▶ _EXERCISE OBJECTIVE_
Starting with the line that contains "Serialize everything readable", return every line through the end of the listing below exactly as written. Omit the pictures.

▶ _EXERCISE INPUTS_
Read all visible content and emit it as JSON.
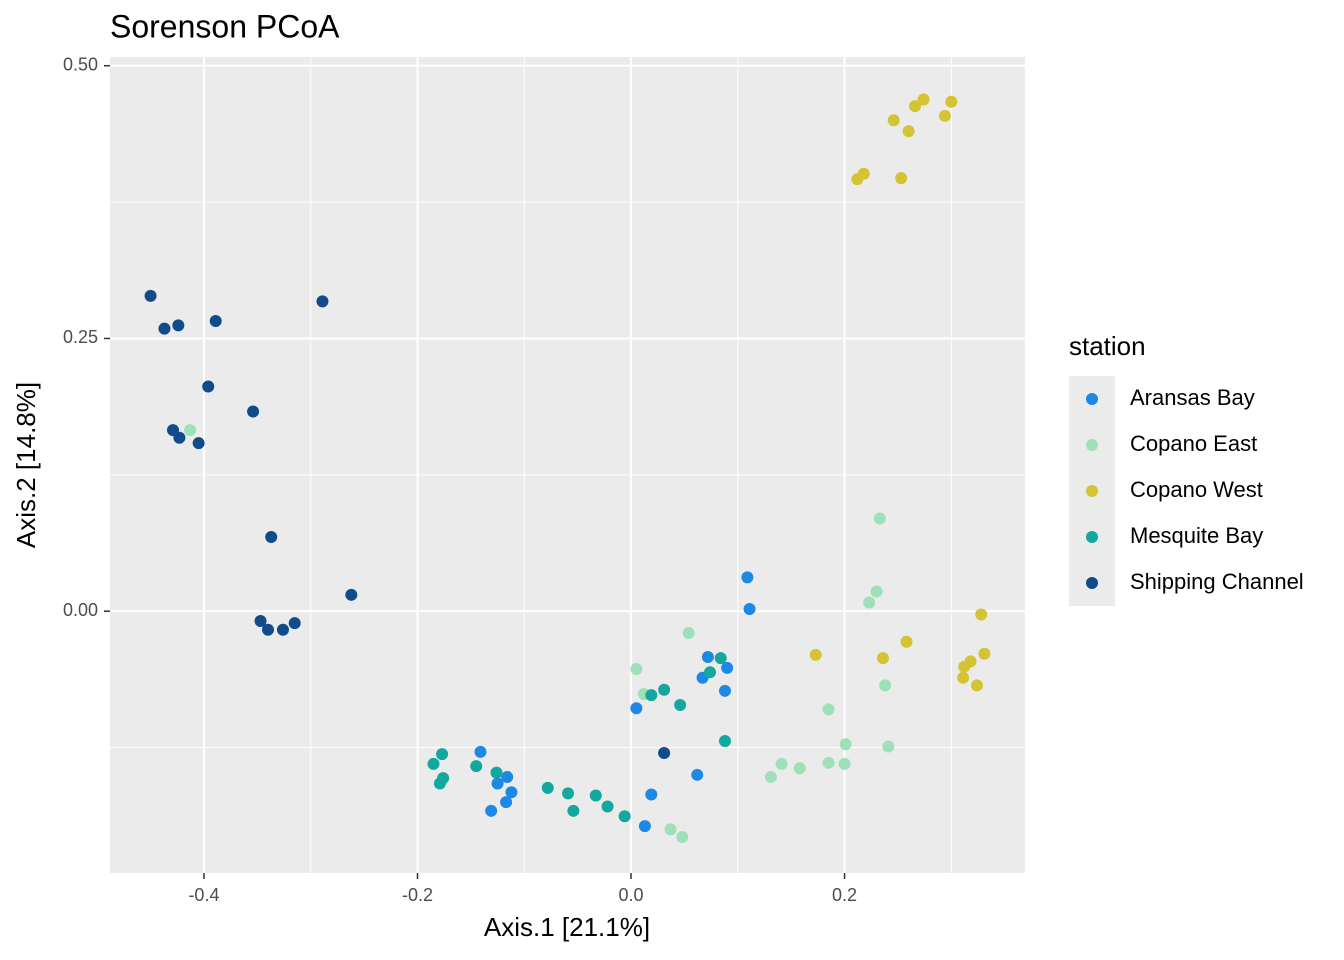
{
  "chart_data": {
    "type": "scatter",
    "title": "Sorenson PCoA",
    "x_label": "Axis.1   [21.1%]",
    "y_label": "Axis.2   [14.8%]",
    "legend_title": "station",
    "xlim": [
      -0.488,
      0.369
    ],
    "ylim": [
      -0.24,
      0.508
    ],
    "xticks": [
      -0.4,
      -0.2,
      {
        "value": 0,
        "label": "0.0"
      },
      0.2
    ],
    "yticks": [
      {
        "value": 0,
        "label": "0.00"
      },
      0.25,
      {
        "value": 0.5,
        "label": "0.50"
      }
    ],
    "grid": true,
    "legend": "right",
    "series": [
      {
        "name": "Aransas Bay",
        "color": "#1e88e5",
        "x": [
          0.109,
          0.111,
          0.072,
          0.09,
          0.067,
          0.088,
          0.005,
          0.062,
          0.019,
          0.013,
          -0.141,
          -0.116,
          -0.125,
          -0.112,
          -0.117,
          -0.131
        ],
        "values": [
          0.031,
          0.002,
          -0.042,
          -0.052,
          -0.061,
          -0.073,
          -0.089,
          -0.15,
          -0.168,
          -0.197,
          -0.129,
          -0.152,
          -0.158,
          -0.166,
          -0.175,
          -0.183
        ]
      },
      {
        "name": "Copano East",
        "color": "#9ee0b8",
        "x": [
          -0.413,
          0.233,
          0.23,
          0.223,
          0.054,
          0.005,
          0.012,
          0.238,
          0.185,
          0.201,
          0.241,
          0.141,
          0.158,
          0.185,
          0.2,
          0.131,
          0.037,
          0.048
        ],
        "values": [
          0.166,
          0.085,
          0.018,
          0.008,
          -0.02,
          -0.053,
          -0.076,
          -0.068,
          -0.09,
          -0.122,
          -0.124,
          -0.14,
          -0.144,
          -0.139,
          -0.14,
          -0.152,
          -0.2,
          -0.207
        ]
      },
      {
        "name": "Copano West",
        "color": "#d4c332",
        "x": [
          0.246,
          0.266,
          0.274,
          0.3,
          0.294,
          0.26,
          0.212,
          0.218,
          0.253,
          0.328,
          0.258,
          0.173,
          0.236,
          0.331,
          0.318,
          0.312,
          0.311,
          0.324
        ],
        "values": [
          0.45,
          0.463,
          0.469,
          0.467,
          0.454,
          0.44,
          0.396,
          0.401,
          0.397,
          -0.003,
          -0.028,
          -0.04,
          -0.043,
          -0.039,
          -0.046,
          -0.051,
          -0.061,
          -0.068
        ]
      },
      {
        "name": "Mesquite Bay",
        "color": "#12a8a0",
        "x": [
          -0.177,
          -0.185,
          -0.176,
          -0.179,
          -0.145,
          -0.126,
          -0.078,
          -0.059,
          -0.054,
          -0.033,
          -0.022,
          -0.006,
          0.031,
          0.019,
          0.046,
          0.074,
          0.084,
          0.088
        ],
        "values": [
          -0.131,
          -0.14,
          -0.153,
          -0.158,
          -0.142,
          -0.148,
          -0.162,
          -0.167,
          -0.183,
          -0.169,
          -0.179,
          -0.188,
          -0.072,
          -0.077,
          -0.086,
          -0.056,
          -0.043,
          -0.119
        ]
      },
      {
        "name": "Shipping Channel",
        "color": "#114b8a",
        "x": [
          -0.45,
          -0.437,
          -0.424,
          -0.389,
          -0.289,
          -0.396,
          -0.354,
          -0.429,
          -0.423,
          -0.405,
          -0.337,
          -0.262,
          -0.347,
          -0.34,
          -0.326,
          -0.315,
          0.031
        ],
        "values": [
          0.289,
          0.259,
          0.262,
          0.266,
          0.284,
          0.206,
          0.183,
          0.166,
          0.159,
          0.154,
          0.068,
          0.015,
          -0.009,
          -0.017,
          -0.017,
          -0.011,
          -0.13
        ]
      }
    ]
  }
}
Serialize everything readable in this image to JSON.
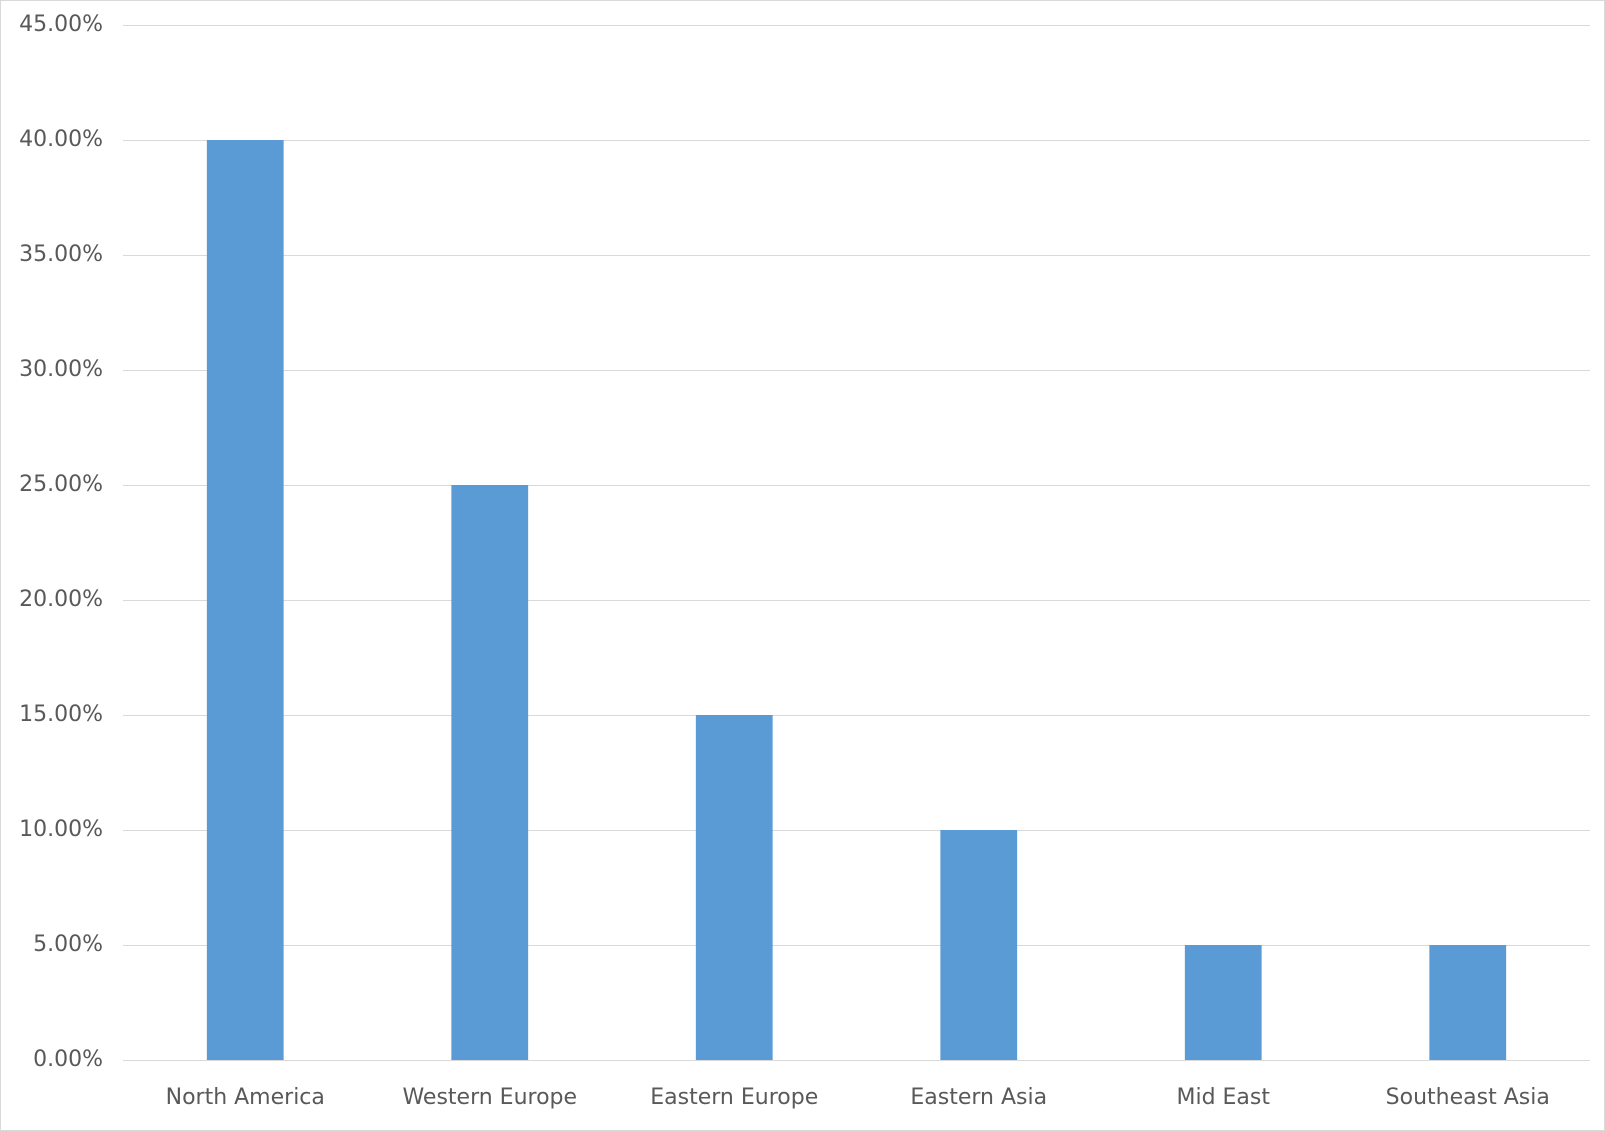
{
  "chart_data": {
    "type": "bar",
    "categories": [
      "North America",
      "Western Europe",
      "Eastern Europe",
      "Eastern Asia",
      "Mid East",
      "Southeast Asia"
    ],
    "values": [
      40,
      25,
      15,
      10,
      5,
      5
    ],
    "color": "#5b9bd5",
    "ylim": [
      0,
      45
    ],
    "yticks": [
      {
        "value": 0,
        "label": "0.00%"
      },
      {
        "value": 5,
        "label": "5.00%"
      },
      {
        "value": 10,
        "label": "10.00%"
      },
      {
        "value": 15,
        "label": "15.00%"
      },
      {
        "value": 20,
        "label": "20.00%"
      },
      {
        "value": 25,
        "label": "25.00%"
      },
      {
        "value": 30,
        "label": "30.00%"
      },
      {
        "value": 35,
        "label": "35.00%"
      },
      {
        "value": 40,
        "label": "40.00%"
      },
      {
        "value": 45,
        "label": "45.00%"
      }
    ],
    "grid": true
  }
}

▶ _FINISHED ANSWER_
Serialize everything readable in this image to JSON.
{
  "chart_data": {
    "type": "bar",
    "categories": [
      "North America",
      "Western Europe",
      "Eastern Europe",
      "Eastern Asia",
      "Mid East",
      "Southeast Asia"
    ],
    "values": [
      40,
      25,
      15,
      10,
      5,
      5
    ],
    "color": "#5b9bd5",
    "ylim": [
      0,
      45
    ],
    "yticks": [
      {
        "value": 0,
        "label": "0.00%"
      },
      {
        "value": 5,
        "label": "5.00%"
      },
      {
        "value": 10,
        "label": "10.00%"
      },
      {
        "value": 15,
        "label": "15.00%"
      },
      {
        "value": 20,
        "label": "20.00%"
      },
      {
        "value": 25,
        "label": "25.00%"
      },
      {
        "value": 30,
        "label": "30.00%"
      },
      {
        "value": 35,
        "label": "35.00%"
      },
      {
        "value": 40,
        "label": "40.00%"
      },
      {
        "value": 45,
        "label": "45.00%"
      }
    ],
    "grid": true
  }
}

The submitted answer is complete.